- **摘录**
最后贴上完整代码,感兴趣的可以自己试下。不保证一定没有错误哦!
#include <stdio.h>
#include <string.h>
#include <setjmp.h>
#include <stdlib.h>
#include <pthread.h>
int mutex_lock(pthread_mutex_t * mutex)
{
return pthread_mutex_lock(mutex);
}
int mutex_unlock(pthread_mutex_t * mutex)
{
return pthread_mutex_unlock(mutex);
}
typedef int BOOL;
#define TRUE 1
#define FALSE 0
extern pthread_mutex_t bx_mutex;
typedef struct _Context_ {
pthread_mutex_t sched;
volatile int wait_thread_lock_sched;
int finish;
struct {
pthread_mutex_t mutex;
volatile int wait_sched_lock_thread;
int pend;
int state;
} thread[2];
} Context;
#define WRITE_THREAD 0
#define READ_THREAD 1
Context gCtx;
static int next_thread;
int run;
void report()

- **数据记录**
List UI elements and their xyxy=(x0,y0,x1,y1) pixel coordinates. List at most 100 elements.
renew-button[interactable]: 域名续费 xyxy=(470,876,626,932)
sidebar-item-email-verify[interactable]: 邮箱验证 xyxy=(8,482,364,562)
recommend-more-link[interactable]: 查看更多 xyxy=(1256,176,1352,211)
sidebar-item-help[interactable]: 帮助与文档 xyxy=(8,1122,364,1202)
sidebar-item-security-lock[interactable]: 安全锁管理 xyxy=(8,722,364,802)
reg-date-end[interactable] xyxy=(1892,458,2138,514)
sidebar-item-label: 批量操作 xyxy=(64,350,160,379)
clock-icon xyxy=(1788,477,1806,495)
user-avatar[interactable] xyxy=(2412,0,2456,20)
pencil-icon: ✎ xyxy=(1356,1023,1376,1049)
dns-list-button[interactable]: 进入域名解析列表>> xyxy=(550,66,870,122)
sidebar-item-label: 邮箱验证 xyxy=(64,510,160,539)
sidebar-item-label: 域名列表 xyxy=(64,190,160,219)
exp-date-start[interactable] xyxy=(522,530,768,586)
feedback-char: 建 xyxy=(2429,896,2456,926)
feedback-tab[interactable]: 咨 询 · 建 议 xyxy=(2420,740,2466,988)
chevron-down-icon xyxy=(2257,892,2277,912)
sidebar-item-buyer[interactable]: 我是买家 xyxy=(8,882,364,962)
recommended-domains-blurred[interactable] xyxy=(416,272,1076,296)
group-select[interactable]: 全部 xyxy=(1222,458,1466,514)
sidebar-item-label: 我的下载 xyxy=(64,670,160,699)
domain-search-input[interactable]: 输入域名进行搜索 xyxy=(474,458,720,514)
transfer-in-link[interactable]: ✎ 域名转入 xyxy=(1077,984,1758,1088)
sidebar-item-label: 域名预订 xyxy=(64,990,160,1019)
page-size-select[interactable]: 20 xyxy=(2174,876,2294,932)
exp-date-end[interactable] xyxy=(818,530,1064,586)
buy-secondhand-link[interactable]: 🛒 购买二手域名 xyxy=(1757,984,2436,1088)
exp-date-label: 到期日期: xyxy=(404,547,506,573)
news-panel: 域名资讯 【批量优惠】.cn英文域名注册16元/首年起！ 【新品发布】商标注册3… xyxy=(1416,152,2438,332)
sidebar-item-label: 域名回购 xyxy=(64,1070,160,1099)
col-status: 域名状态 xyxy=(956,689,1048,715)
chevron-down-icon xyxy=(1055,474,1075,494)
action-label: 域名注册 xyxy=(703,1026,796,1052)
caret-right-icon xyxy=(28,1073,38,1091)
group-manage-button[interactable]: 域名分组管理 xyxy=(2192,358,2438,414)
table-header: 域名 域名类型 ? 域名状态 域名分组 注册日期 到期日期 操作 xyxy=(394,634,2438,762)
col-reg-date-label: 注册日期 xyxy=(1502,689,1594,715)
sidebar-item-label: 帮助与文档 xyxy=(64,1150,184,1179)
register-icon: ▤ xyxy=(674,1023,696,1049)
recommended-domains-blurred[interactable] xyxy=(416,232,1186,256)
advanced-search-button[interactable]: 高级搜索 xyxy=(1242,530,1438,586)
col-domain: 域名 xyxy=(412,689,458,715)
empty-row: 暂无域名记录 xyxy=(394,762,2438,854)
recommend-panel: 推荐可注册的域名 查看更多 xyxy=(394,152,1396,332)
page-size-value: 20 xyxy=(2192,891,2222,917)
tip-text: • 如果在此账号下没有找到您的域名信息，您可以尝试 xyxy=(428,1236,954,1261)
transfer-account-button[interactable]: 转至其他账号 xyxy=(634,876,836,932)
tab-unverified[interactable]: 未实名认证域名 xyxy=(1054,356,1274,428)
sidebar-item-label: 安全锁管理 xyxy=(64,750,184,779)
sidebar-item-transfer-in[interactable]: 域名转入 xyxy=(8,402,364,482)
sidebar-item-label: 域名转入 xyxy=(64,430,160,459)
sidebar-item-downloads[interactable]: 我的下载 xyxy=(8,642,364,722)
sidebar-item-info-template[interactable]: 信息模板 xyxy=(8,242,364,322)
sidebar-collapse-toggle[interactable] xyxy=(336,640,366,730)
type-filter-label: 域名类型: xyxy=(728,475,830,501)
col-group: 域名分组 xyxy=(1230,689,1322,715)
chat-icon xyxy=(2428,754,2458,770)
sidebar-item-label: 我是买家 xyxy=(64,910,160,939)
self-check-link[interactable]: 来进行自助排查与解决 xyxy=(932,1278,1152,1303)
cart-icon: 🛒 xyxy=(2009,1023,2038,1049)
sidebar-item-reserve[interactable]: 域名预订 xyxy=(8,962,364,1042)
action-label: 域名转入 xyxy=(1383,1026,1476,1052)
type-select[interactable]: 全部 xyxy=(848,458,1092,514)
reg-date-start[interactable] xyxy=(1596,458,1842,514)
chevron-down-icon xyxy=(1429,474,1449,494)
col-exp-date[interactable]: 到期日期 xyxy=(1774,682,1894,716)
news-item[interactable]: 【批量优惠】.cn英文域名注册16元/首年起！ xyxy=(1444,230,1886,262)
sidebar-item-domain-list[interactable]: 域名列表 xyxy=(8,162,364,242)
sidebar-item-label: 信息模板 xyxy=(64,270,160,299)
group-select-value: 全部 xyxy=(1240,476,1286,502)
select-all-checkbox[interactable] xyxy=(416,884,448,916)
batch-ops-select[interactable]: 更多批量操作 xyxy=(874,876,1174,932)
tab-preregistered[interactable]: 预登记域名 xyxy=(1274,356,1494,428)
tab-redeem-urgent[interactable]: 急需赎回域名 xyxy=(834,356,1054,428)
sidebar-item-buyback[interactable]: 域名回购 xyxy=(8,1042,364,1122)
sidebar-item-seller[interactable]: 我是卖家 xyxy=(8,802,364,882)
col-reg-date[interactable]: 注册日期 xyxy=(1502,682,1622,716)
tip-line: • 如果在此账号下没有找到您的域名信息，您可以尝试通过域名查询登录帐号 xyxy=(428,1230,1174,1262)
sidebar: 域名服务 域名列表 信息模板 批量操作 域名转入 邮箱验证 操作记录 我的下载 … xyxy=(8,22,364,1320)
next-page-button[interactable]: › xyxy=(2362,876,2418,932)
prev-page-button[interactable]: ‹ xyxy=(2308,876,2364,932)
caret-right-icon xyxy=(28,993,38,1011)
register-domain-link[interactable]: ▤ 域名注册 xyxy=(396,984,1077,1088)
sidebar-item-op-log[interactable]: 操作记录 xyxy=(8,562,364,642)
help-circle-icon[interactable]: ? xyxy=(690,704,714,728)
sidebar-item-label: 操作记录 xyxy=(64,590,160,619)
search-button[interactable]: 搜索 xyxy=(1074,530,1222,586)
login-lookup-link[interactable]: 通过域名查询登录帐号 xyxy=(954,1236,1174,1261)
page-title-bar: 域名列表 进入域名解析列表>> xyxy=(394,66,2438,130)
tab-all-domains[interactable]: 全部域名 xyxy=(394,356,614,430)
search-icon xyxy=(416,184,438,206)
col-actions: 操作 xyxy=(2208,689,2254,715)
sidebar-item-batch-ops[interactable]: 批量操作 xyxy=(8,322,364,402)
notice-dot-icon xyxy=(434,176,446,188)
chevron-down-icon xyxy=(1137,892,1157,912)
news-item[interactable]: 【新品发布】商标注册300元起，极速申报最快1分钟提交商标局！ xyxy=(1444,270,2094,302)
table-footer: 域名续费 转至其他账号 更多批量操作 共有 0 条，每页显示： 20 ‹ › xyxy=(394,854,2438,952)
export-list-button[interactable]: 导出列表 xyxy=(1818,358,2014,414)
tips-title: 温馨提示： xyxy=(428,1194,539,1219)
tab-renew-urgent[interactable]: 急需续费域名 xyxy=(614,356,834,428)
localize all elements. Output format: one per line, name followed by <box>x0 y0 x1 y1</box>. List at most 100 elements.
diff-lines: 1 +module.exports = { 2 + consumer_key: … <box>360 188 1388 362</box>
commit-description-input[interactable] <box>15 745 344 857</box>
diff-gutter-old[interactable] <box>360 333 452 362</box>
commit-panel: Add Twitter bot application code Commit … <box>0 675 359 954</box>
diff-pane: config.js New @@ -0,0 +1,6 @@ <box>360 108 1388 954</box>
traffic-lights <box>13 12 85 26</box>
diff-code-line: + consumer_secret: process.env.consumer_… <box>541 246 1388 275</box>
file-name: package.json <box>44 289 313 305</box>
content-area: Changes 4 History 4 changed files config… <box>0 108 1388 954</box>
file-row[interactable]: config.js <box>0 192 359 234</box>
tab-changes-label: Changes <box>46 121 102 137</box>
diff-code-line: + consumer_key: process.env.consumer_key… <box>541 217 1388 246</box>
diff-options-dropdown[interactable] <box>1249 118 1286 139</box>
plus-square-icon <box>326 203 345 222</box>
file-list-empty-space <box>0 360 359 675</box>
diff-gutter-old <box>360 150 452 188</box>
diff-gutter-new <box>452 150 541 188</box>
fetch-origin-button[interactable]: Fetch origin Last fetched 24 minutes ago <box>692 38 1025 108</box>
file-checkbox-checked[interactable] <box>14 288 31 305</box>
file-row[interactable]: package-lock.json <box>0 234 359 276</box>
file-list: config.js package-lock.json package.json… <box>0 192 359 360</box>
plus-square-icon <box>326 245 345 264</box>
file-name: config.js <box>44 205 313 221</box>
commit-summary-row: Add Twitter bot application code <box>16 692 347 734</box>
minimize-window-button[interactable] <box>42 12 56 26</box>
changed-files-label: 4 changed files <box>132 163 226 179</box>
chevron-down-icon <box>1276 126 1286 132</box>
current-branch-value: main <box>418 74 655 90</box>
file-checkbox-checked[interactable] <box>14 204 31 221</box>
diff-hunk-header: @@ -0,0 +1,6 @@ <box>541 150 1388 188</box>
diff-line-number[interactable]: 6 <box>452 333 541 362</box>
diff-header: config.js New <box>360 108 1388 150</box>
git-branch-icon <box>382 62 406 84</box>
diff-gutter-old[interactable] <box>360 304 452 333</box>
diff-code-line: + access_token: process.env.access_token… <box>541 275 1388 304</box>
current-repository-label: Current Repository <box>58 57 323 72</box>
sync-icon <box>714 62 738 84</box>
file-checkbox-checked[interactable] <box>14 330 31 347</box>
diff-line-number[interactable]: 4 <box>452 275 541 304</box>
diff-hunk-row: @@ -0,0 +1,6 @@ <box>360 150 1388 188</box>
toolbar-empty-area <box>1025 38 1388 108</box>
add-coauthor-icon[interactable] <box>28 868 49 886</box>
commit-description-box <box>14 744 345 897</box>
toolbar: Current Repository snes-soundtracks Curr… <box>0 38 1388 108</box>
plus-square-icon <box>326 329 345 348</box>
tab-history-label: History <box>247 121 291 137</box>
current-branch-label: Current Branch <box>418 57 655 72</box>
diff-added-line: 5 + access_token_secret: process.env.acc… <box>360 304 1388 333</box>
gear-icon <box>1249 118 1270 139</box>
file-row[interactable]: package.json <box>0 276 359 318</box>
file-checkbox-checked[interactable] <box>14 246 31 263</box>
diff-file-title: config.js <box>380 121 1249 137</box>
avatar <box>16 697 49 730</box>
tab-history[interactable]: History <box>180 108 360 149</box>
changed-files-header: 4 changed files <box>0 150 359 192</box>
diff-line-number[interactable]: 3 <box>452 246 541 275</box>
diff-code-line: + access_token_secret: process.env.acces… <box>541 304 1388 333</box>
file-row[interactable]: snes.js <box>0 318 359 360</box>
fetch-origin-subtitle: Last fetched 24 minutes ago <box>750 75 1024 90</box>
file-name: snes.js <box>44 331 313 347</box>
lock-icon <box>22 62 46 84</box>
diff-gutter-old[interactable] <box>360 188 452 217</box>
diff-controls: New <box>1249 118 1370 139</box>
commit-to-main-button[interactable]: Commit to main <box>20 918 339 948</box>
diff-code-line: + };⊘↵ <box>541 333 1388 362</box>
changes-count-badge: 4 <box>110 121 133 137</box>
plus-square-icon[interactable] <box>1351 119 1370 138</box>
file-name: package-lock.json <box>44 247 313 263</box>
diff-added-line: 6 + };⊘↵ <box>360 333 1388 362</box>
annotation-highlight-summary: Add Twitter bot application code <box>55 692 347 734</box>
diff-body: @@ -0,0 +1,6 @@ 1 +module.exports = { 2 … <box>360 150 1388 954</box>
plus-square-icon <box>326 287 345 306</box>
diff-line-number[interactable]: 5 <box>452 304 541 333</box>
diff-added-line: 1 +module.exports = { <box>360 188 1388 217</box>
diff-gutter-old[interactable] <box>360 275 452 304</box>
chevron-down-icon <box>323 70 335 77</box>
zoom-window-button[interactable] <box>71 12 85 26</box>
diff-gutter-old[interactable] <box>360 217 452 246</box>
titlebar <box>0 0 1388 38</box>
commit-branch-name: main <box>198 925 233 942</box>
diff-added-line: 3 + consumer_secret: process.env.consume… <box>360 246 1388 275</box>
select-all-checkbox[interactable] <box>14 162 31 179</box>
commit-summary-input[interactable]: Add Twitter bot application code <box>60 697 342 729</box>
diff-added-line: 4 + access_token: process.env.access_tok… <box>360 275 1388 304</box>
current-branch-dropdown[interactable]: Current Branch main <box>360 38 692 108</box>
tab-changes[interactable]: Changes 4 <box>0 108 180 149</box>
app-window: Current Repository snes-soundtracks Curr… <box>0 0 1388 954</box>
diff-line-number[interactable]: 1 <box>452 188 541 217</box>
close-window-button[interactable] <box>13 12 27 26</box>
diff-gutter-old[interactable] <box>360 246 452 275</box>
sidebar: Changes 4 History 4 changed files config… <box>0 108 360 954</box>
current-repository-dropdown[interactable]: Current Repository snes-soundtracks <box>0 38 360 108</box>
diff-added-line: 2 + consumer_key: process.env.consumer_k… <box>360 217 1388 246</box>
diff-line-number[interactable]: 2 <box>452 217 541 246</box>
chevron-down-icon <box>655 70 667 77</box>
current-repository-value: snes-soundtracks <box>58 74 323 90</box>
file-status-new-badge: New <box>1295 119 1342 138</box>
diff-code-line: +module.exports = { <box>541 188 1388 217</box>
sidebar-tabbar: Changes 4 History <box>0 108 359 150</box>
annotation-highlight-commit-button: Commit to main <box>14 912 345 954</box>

- **任务要求**
判断以下三项说法是否与摘录相符。每项回答“是”或“否”，并原样引用摘录中起决定作用的文字：(a) 代码把 WRITE_THREAD 定义为 0；(b) 结构体 Context 中的 thread 数组有三个元素；(c) 作者保证代码没有错误。

- **本题解答**
(a) 是。“#define WRITE_THREAD 0”
(b) 否。“} thread[2];”
(c) 否。“不保证一定没有错误哦!”